▸ Dataset records
******

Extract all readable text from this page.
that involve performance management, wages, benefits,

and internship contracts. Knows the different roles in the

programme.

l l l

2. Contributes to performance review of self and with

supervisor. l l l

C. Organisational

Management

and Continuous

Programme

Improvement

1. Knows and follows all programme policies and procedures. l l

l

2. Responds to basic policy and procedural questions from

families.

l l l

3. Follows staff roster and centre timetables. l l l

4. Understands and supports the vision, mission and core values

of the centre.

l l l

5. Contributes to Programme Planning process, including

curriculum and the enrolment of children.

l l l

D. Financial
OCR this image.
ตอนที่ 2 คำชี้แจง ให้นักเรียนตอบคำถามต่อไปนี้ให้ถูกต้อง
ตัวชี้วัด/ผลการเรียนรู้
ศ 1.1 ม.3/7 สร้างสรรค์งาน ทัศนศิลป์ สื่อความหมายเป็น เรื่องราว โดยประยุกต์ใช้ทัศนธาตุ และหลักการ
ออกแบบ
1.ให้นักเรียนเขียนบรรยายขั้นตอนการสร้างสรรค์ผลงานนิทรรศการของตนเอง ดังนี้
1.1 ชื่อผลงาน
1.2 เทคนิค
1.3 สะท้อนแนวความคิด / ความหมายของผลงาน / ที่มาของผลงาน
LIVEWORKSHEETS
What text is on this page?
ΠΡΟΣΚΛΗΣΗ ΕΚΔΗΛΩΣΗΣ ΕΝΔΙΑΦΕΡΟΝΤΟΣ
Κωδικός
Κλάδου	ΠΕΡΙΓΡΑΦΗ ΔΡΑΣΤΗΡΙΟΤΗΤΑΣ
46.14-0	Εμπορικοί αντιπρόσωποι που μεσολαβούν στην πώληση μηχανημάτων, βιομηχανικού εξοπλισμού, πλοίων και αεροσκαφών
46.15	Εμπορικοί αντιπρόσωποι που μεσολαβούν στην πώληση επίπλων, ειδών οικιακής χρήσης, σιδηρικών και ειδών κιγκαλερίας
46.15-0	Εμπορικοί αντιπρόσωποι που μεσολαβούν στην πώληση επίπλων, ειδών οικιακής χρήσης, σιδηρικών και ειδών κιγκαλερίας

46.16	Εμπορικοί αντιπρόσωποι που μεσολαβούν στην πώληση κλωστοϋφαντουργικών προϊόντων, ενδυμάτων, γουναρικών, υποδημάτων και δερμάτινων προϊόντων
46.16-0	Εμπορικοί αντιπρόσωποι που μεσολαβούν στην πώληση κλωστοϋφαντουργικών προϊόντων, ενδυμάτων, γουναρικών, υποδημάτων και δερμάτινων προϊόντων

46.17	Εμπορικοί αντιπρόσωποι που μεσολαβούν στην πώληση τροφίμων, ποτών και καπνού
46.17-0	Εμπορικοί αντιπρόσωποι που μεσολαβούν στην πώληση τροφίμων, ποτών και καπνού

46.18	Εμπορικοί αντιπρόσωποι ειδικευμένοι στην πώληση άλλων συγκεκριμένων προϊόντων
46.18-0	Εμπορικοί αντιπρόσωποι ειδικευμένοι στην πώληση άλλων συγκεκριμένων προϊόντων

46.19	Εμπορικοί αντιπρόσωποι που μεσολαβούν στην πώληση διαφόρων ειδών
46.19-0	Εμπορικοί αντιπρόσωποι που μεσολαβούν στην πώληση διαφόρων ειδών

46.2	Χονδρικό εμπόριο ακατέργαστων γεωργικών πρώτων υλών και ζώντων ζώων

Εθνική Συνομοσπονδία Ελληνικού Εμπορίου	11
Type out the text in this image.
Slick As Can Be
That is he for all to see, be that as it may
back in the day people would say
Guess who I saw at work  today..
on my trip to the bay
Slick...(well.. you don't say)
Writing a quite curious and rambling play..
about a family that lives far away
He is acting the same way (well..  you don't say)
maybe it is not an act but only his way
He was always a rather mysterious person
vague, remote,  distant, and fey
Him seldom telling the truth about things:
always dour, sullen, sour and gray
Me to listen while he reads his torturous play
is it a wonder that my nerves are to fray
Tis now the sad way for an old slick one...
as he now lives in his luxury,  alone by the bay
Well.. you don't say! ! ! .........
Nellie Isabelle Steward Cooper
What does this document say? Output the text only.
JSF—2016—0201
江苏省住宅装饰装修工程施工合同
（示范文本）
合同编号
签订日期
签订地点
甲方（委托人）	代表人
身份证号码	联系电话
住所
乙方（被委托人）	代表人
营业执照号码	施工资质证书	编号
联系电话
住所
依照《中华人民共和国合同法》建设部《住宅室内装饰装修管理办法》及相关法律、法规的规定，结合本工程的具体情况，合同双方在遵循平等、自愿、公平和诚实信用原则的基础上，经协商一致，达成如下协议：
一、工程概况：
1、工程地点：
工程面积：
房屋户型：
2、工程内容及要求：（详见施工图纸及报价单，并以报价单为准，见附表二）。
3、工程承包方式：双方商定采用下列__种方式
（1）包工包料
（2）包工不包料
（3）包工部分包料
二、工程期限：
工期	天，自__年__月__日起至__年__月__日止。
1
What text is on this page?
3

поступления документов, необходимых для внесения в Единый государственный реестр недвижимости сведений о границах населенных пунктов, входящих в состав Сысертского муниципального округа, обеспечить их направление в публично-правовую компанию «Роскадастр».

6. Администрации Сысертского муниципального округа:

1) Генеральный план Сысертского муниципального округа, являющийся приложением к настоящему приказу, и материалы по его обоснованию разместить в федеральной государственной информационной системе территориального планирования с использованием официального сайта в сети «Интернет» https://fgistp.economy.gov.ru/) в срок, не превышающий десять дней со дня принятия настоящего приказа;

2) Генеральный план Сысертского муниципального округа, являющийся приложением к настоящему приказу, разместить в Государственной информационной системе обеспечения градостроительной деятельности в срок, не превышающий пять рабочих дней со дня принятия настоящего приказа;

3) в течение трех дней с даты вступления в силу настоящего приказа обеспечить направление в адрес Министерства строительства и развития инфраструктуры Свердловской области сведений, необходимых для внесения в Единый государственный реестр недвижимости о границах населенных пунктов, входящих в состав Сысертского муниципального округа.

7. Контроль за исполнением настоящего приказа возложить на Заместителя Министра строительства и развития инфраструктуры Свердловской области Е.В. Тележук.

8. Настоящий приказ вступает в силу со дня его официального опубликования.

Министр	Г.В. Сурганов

******

▸ Stated goal
Check every line of the listing for the string "κλωστοϋφαντουργικών" and report how many lines have it, as a number alone.

▸ Solution to this exercise
2